------ Recorded information

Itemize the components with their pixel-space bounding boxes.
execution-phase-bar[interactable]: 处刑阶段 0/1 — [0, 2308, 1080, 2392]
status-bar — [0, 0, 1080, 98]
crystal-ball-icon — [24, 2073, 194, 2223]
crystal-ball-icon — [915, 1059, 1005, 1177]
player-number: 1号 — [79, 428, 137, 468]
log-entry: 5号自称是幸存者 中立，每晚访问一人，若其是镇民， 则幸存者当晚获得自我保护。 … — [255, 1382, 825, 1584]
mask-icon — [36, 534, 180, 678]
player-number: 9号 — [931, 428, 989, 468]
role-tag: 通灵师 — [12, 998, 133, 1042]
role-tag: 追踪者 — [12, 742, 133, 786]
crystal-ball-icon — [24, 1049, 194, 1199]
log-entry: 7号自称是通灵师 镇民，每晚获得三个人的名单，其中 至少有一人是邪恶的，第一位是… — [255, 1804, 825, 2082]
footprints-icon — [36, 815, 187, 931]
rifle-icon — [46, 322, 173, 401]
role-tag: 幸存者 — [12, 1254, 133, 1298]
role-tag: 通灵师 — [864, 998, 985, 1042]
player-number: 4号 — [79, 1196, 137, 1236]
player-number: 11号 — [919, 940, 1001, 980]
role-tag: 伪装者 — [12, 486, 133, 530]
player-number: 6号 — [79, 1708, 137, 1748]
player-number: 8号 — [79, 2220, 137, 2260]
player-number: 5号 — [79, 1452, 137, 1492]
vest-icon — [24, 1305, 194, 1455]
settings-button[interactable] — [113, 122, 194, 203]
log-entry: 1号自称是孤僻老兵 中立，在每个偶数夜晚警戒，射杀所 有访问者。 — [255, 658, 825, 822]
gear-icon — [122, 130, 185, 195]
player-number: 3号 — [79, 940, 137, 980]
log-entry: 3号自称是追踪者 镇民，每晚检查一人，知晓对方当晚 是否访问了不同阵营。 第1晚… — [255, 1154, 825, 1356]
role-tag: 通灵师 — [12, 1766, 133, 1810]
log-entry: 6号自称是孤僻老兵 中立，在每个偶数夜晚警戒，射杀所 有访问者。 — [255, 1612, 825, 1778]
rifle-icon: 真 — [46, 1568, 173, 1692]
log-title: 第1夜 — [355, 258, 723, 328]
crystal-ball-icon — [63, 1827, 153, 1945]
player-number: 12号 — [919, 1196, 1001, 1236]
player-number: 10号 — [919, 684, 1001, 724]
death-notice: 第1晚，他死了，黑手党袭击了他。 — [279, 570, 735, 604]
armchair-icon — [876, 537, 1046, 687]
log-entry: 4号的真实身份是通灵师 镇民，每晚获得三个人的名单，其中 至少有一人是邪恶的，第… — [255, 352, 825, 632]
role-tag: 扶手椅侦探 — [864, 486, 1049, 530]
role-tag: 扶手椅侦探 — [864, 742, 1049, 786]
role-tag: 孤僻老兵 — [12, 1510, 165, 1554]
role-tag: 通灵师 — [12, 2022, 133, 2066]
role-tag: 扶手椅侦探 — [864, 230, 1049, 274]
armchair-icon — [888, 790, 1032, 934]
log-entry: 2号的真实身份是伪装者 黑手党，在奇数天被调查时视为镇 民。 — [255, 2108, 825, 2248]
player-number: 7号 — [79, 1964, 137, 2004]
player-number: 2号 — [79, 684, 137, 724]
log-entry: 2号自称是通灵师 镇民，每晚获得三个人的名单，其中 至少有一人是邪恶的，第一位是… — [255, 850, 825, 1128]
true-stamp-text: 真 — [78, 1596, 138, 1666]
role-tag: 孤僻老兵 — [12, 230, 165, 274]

------------

## [Problem to solve]
Return the lines of the records word for word, beginning at the first line and stopping after the line that contains "player-number: 9号 — [931, 428, 989, 468]".

## [Solution to this problem]
Itemize the components with their pixel-space bounding boxes.
execution-phase-bar[interactable]: 处刑阶段 0/1 — [0, 2308, 1080, 2392]
status-bar — [0, 0, 1080, 98]
crystal-ball-icon — [24, 2073, 194, 2223]
crystal-ball-icon — [915, 1059, 1005, 1177]
player-number: 1号 — [79, 428, 137, 468]
log-entry: 5号自称是幸存者 中立，每晚访问一人，若其是镇民， 则幸存者当晚获得自我保护。 … — [255, 1382, 825, 1584]
mask-icon — [36, 534, 180, 678]
player-number: 9号 — [931, 428, 989, 468]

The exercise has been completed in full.